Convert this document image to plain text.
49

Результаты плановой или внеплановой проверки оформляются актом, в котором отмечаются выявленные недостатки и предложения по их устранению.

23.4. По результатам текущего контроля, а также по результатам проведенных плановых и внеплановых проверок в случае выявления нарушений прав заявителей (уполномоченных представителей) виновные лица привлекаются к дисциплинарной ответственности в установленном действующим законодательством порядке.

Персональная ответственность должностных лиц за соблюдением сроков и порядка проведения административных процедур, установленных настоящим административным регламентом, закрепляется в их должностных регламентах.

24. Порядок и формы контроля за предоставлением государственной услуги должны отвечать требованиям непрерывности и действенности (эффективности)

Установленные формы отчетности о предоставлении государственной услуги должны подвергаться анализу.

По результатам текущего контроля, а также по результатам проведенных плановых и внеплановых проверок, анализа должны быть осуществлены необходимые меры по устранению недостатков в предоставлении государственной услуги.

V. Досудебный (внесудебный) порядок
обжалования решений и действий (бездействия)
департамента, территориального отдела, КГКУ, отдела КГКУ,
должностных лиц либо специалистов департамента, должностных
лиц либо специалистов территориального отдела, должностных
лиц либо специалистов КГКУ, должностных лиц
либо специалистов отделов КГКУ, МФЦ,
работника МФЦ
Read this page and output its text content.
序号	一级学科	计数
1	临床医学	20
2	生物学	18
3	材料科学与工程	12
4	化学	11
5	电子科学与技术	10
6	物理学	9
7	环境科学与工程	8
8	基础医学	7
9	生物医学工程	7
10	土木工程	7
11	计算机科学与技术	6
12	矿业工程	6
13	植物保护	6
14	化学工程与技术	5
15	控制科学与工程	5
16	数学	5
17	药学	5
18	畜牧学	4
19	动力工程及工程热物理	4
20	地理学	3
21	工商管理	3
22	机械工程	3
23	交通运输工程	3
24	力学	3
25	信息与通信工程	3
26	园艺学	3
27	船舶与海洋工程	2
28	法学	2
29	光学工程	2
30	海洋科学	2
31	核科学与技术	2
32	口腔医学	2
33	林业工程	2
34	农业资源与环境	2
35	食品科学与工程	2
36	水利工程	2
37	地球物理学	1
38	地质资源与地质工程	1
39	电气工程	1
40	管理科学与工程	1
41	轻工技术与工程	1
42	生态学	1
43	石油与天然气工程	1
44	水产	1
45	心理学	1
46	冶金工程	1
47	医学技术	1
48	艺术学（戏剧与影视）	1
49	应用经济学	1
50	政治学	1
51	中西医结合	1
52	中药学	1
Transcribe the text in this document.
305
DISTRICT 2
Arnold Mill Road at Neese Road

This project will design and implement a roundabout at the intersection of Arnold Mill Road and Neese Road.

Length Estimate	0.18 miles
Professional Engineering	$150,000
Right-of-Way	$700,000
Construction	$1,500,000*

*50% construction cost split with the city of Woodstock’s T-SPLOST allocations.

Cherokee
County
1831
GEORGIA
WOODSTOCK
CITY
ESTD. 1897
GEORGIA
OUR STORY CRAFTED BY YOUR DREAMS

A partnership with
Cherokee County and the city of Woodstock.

══════════════════════════════

- [Task statement]: Transcribe every record above exactly as it appears.

- [Output for this task]:
Convert this document image to plain text.
49

Результаты плановой или внеплановой проверки оформляются актом, в котором отмечаются выявленные недостатки и предложения по их устранению.

23.4. По результатам текущего контроля, а также по результатам проведенных плановых и внеплановых проверок в случае выявления нарушений прав заявителей (уполномоченных представителей) виновные лица привлекаются к дисциплинарной ответственности в установленном действующим законодательством порядке.

Персональная ответственность должностных лиц за соблюдением сроков и порядка проведения административных процедур, установленных настоящим административным регламентом, закрепляется в их должностных регламентах.

24. Порядок и формы контроля за предоставлением государственной услуги должны отвечать требованиям непрерывности и действенности (эффективности)

Установленные формы отчетности о предоставлении государственной услуги должны подвергаться анализу.

По результатам текущего контроля, а также по результатам проведенных плановых и внеплановых проверок, анализа должны быть осуществлены необходимые меры по устранению недостатков в предоставлении государственной услуги.

V. Досудебный (внесудебный) порядок
обжалования решений и действий (бездействия)
департамента, территориального отдела, КГКУ, отдела КГКУ,
должностных лиц либо специалистов департамента, должностных
лиц либо специалистов территориального отдела, должностных
лиц либо специалистов КГКУ, должностных лиц
либо специалистов отделов КГКУ, МФЦ,
работника МФЦ
Read this page and output its text content.
序号	一级学科	计数
1	临床医学	20
2	生物学	18
3	材料科学与工程	12
4	化学	11
5	电子科学与技术	10
6	物理学	9
7	环境科学与工程	8
8	基础医学	7
9	生物医学工程	7
10	土木工程	7
11	计算机科学与技术	6
12	矿业工程	6
13	植物保护	6
14	化学工程与技术	5
15	控制科学与工程	5
16	数学	5
17	药学	5
18	畜牧学	4
19	动力工程及工程热物理	4
20	地理学	3
21	工商管理	3
22	机械工程	3
23	交通运输工程	3
24	力学	3
25	信息与通信工程	3
26	园艺学	3
27	船舶与海洋工程	2
28	法学	2
29	光学工程	2
30	海洋科学	2
31	核科学与技术	2
32	口腔医学	2
33	林业工程	2
34	农业资源与环境	2
35	食品科学与工程	2
36	水利工程	2
37	地球物理学	1
38	地质资源与地质工程	1
39	电气工程	1
40	管理科学与工程	1
41	轻工技术与工程	1
42	生态学	1
43	石油与天然气工程	1
44	水产	1
45	心理学	1
46	冶金工程	1
47	医学技术	1
48	艺术学（戏剧与影视）	1
49	应用经济学	1
50	政治学	1
51	中西医结合	1
52	中药学	1
Transcribe the text in this document.
305
DISTRICT 2
Arnold Mill Road at Neese Road

This project will design and implement a roundabout at the intersection of Arnold Mill Road and Neese Road.

Length Estimate	0.18 miles
Professional Engineering	$150,000
Right-of-Way	$700,000
Construction	$1,500,000*

*50% construction cost split with the city of Woodstock’s T-SPLOST allocations.

Cherokee
County
1831
GEORGIA
WOODSTOCK
CITY
ESTD. 1897
GEORGIA
OUR STORY CRAFTED BY YOUR DREAMS

A partnership with
Cherokee County and the city of Woodstock.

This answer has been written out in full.